* **Input data**:
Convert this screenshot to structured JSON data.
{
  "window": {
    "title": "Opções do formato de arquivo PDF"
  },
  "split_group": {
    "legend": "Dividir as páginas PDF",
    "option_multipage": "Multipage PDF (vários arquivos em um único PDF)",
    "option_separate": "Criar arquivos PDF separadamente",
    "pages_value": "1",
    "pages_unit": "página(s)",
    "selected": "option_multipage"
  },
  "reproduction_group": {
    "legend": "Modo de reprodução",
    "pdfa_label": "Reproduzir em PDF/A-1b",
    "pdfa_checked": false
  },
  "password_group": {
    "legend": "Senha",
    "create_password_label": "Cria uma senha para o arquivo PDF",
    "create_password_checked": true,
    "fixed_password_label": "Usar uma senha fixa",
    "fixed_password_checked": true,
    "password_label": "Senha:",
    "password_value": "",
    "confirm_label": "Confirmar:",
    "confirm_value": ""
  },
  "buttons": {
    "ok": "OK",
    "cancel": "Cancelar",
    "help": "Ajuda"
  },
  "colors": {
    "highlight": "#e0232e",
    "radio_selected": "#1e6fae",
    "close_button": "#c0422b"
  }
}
* * *
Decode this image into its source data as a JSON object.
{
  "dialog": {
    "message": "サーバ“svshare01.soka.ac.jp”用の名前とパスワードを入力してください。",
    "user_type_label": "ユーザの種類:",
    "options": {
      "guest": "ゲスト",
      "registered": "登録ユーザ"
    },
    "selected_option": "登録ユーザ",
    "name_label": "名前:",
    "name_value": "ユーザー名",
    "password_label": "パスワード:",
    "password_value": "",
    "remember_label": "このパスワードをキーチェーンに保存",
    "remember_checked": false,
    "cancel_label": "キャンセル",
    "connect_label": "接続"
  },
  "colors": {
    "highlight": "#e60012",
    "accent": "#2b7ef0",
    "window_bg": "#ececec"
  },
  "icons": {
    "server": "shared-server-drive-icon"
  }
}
==
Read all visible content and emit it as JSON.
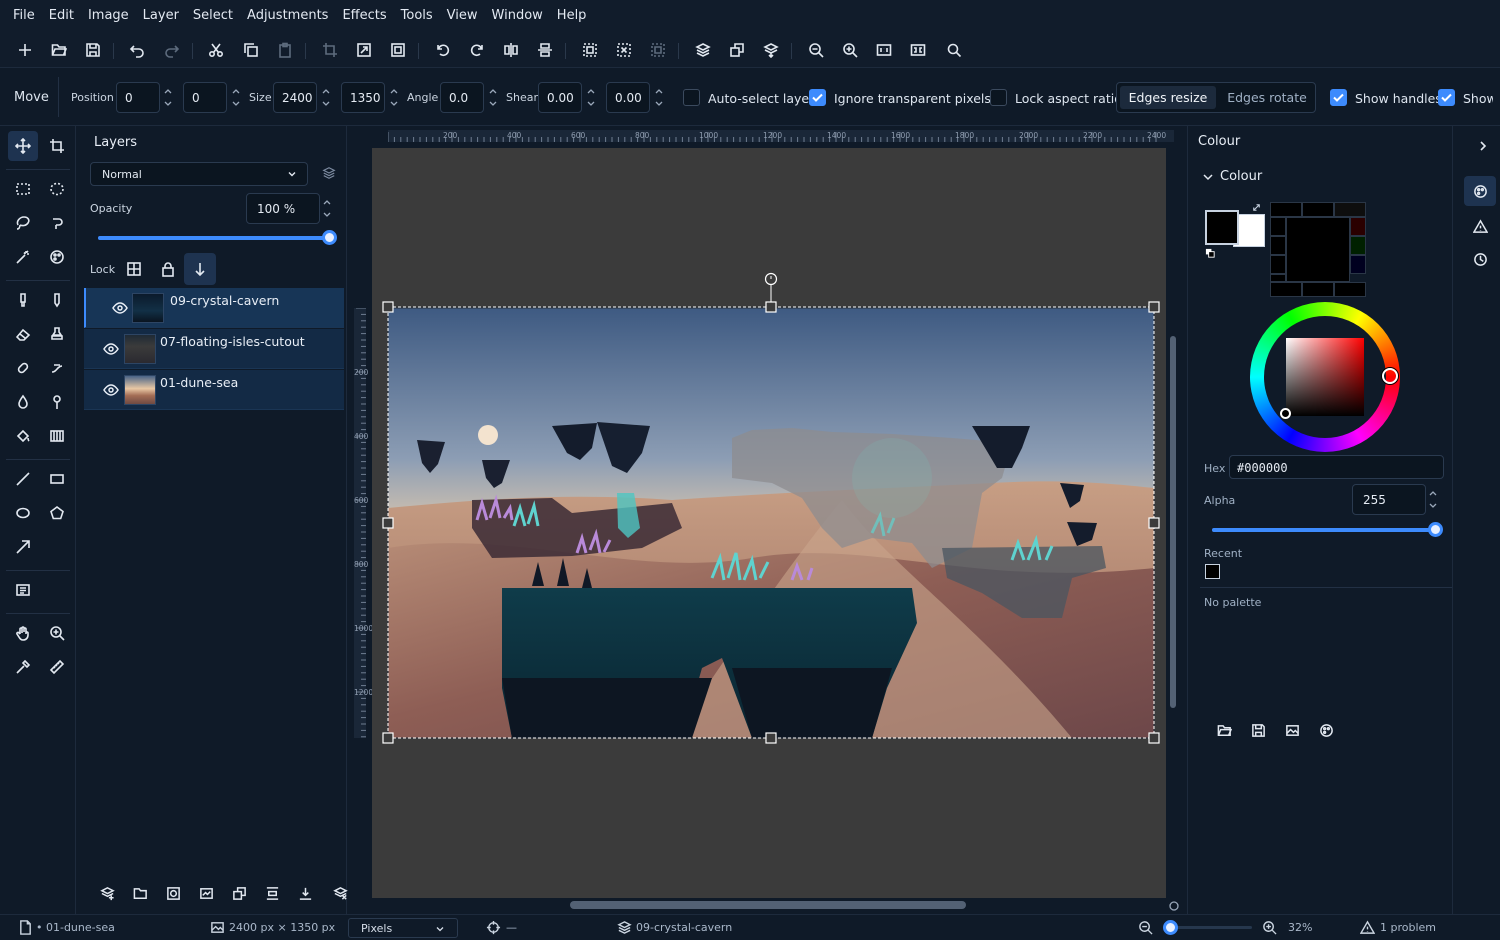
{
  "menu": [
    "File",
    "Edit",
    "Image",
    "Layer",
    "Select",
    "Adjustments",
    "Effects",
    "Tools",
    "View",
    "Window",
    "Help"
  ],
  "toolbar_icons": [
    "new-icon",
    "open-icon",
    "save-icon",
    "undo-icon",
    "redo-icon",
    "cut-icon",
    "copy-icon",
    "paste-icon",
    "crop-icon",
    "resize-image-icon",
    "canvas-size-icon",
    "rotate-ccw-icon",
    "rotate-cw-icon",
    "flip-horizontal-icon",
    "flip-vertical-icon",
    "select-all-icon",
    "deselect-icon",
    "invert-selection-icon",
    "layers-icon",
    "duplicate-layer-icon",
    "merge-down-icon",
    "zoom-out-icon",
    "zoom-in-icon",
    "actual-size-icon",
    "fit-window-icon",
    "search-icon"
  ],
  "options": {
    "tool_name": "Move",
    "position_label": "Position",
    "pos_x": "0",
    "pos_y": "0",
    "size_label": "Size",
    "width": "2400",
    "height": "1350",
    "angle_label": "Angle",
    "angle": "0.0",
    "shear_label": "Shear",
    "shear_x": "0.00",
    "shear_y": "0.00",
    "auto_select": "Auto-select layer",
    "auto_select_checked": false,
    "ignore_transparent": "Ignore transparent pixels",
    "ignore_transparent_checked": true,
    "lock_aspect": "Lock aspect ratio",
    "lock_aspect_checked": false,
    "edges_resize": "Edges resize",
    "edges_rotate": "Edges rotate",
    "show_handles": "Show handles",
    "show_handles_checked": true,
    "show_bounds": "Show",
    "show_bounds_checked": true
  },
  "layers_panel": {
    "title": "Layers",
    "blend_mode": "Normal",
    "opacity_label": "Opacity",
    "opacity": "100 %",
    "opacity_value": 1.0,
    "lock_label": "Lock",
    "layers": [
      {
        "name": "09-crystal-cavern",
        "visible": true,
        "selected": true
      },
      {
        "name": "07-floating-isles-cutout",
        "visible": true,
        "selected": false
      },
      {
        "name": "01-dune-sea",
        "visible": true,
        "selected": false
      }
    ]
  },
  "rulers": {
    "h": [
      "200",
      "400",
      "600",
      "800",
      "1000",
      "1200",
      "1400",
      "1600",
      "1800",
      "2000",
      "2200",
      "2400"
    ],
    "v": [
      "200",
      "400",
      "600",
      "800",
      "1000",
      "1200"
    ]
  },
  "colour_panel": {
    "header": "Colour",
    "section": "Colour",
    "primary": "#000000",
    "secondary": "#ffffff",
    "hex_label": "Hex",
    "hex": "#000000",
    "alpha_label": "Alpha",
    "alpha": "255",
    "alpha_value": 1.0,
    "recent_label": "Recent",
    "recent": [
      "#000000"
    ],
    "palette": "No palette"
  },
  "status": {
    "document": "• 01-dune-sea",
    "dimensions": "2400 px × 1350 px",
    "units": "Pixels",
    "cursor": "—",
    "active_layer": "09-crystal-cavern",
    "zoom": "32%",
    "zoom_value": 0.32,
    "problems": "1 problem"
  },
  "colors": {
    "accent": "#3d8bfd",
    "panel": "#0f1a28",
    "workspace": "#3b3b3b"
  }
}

* **Work to be completed**: For the material, find the number of lines holding the word "false" and give that figure and nothing more.

* **Answer to the problem**: 6